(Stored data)
════════════════════

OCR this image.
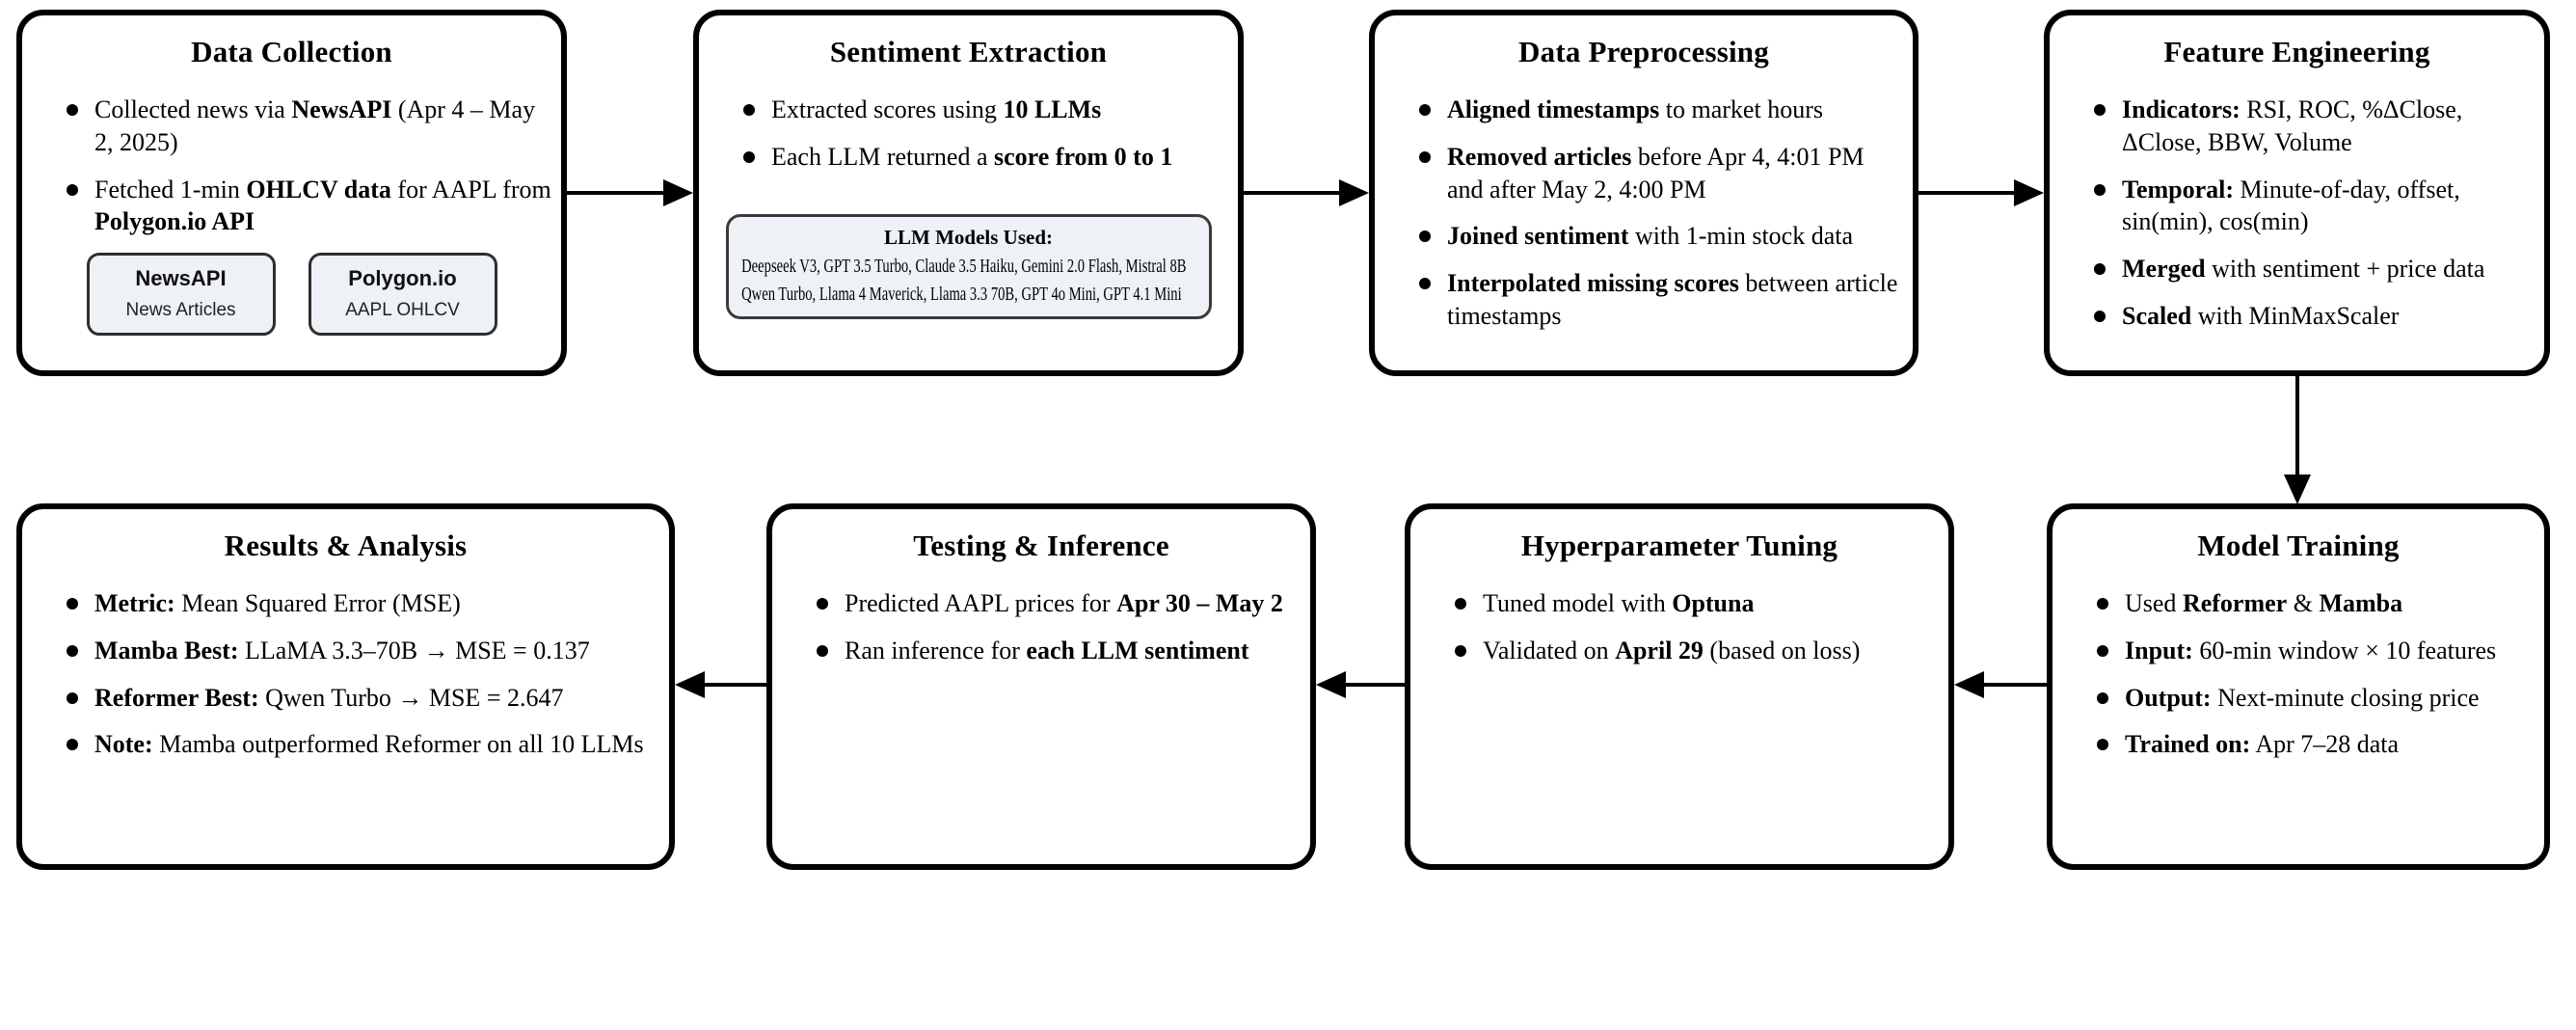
Data Collection
Collected news via NewsAPI (Apr 4 – May 2, 2025)
Fetched 1-min OHLCV data for AAPL from Polygon.io API
NewsAPI
News Articles
Polygon.io
AAPL OHLCV
Sentiment Extraction
Extracted scores using 10 LLMs
Each LLM returned a score from 0 to 1
LLM Models Used:
Deepseek V3, GPT 3.5 Turbo, Claude 3.5 Haiku, Gemini 2.0 Flash, Mistral 8B
Qwen Turbo, Llama 4 Maverick, Llama 3.3 70B, GPT 4o Mini, GPT 4.1 Mini
Data Preprocessing
Aligned timestamps to market hours
Removed articles before Apr 4, 4:01 PM and after May 2, 4:00 PM
Joined sentiment with 1-min stock data
Interpolated missing scores between article timestamps
Feature Engineering
Indicators: RSI, ROC, %ΔClose, ΔClose, BBW, Volume
Temporal: Minute-of-day, offset, sin(min), cos(min)
Merged with sentiment + price data
Scaled with MinMaxScaler
Model Training
Used Reformer & Mamba
Input: 60-min window × 10 features
Output: Next-minute closing price
Trained on: Apr 7–28 data
Hyperparameter Tuning
Tuned model with Optuna
Validated on April 29 (based on loss)
Testing & Inference
Predicted AAPL prices for Apr 30 – May 2
Ran inference for each LLM sentiment
Results & Analysis
Metric: Mean Squared Error (MSE)
Mamba Best: LLaMA 3.3–70B → MSE = 0.137
Reformer Best: Qwen Turbo → MSE = 2.647
Note: Mamba outperformed Reformer on all 10 LLMs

════════════════════

With the pictures omitted, reproduce the records in full and exactly.

- _WRITTEN RESPONSE_
OCR this image.
Data Collection
Collected news via NewsAPI (Apr 4 – May 2, 2025)
Fetched 1-min OHLCV data for AAPL from Polygon.io API
NewsAPI
News Articles
Polygon.io
AAPL OHLCV
Sentiment Extraction
Extracted scores using 10 LLMs
Each LLM returned a score from 0 to 1
LLM Models Used:
Deepseek V3, GPT 3.5 Turbo, Claude 3.5 Haiku, Gemini 2.0 Flash, Mistral 8B
Qwen Turbo, Llama 4 Maverick, Llama 3.3 70B, GPT 4o Mini, GPT 4.1 Mini
Data Preprocessing
Aligned timestamps to market hours
Removed articles before Apr 4, 4:01 PM and after May 2, 4:00 PM
Joined sentiment with 1-min stock data
Interpolated missing scores between article timestamps
Feature Engineering
Indicators: RSI, ROC, %ΔClose, ΔClose, BBW, Volume
Temporal: Minute-of-day, offset, sin(min), cos(min)
Merged with sentiment + price data
Scaled with MinMaxScaler
Model Training
Used Reformer & Mamba
Input: 60-min window × 10 features
Output: Next-minute closing price
Trained on: Apr 7–28 data
Hyperparameter Tuning
Tuned model with Optuna
Validated on April 29 (based on loss)
Testing & Inference
Predicted AAPL prices for Apr 30 – May 2
Ran inference for each LLM sentiment
Results & Analysis
Metric: Mean Squared Error (MSE)
Mamba Best: LLaMA 3.3–70B → MSE = 0.137
Reformer Best: Qwen Turbo → MSE = 2.647
Note: Mamba outperformed Reformer on all 10 LLMs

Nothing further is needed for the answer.